_PROBLEM DESCRIPTION_. Gather up every line from the entries below that uses the word "σοσιαλιστικές".

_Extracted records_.
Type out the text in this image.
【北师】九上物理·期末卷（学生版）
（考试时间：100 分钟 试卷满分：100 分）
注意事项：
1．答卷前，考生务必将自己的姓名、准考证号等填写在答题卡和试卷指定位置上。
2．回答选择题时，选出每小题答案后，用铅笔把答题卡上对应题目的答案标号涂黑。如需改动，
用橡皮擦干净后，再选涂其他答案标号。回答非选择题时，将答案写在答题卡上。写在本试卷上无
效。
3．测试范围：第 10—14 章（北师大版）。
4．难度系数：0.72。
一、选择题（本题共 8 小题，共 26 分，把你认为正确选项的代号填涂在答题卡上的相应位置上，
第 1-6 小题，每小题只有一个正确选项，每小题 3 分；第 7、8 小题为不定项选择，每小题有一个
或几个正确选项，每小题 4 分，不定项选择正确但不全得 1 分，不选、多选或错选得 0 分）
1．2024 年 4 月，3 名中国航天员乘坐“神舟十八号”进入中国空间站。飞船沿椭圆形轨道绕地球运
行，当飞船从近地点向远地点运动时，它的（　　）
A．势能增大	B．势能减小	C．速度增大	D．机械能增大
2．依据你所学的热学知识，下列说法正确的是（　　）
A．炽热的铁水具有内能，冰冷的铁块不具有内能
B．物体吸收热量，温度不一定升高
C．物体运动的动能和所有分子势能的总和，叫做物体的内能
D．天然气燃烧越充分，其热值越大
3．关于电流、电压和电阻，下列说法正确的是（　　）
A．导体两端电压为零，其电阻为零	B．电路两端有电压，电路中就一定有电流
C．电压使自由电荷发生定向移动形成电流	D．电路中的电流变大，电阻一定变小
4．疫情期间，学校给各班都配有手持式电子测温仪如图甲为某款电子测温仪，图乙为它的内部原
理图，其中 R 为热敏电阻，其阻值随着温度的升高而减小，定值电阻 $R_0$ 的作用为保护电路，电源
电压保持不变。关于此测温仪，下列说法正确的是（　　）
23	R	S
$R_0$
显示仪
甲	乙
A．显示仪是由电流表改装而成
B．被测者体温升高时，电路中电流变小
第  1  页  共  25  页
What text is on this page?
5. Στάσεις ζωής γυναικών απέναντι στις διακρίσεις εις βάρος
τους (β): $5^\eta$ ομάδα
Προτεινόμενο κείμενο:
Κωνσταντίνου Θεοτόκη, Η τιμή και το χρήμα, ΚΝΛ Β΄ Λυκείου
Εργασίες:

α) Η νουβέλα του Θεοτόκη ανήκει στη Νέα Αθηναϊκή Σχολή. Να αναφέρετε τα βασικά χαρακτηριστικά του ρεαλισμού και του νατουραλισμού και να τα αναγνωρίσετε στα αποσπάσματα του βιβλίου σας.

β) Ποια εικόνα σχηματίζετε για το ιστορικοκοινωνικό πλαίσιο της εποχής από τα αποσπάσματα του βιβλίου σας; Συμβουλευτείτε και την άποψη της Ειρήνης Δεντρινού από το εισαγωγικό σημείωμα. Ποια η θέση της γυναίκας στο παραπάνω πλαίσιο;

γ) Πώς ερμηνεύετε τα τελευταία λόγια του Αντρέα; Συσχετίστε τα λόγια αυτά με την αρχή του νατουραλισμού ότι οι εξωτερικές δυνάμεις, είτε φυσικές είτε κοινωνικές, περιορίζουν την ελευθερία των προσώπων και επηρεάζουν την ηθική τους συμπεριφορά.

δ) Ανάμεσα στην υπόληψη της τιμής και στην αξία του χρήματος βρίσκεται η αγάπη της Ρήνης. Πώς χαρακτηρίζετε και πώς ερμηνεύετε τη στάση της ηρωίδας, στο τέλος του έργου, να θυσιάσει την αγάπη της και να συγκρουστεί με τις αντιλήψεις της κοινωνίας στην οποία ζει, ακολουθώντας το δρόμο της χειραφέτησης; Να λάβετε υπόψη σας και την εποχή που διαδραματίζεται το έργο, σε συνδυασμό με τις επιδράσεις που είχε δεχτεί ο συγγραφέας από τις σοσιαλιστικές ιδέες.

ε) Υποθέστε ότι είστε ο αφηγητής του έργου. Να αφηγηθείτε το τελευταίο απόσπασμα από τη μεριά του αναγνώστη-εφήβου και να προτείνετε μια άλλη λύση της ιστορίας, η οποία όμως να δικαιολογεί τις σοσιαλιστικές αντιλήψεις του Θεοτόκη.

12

_OUTPUT FOR THIS EXERCISE_.
δ) Ανάμεσα στην υπόληψη της τιμής και στην αξία του χρήματος βρίσκεται η αγάπη της Ρήνης. Πώς χαρακτηρίζετε και πώς ερμηνεύετε τη στάση της ηρωίδας, στο τέλος του έργου, να θυσιάσει την αγάπη της και να συγκρουστεί με τις αντιλήψεις της κοινωνίας στην οποία ζει, ακολουθώντας το δρόμο της χειραφέτησης; Να λάβετε υπόψη σας και την εποχή που διαδραματίζεται το έργο, σε συνδυασμό με τις επιδράσεις που είχε δεχτεί ο συγγραφέας από τις σοσιαλιστικές ιδέες.
ε) Υποθέστε ότι είστε ο αφηγητής του έργου. Να αφηγηθείτε το τελευταίο απόσπασμα από τη μεριά του αναγνώστη-εφήβου και να προτείνετε μια άλλη λύση της ιστορίας, η οποία όμως να δικαιολογεί τις σοσιαλιστικές αντιλήψεις του Θεοτόκη.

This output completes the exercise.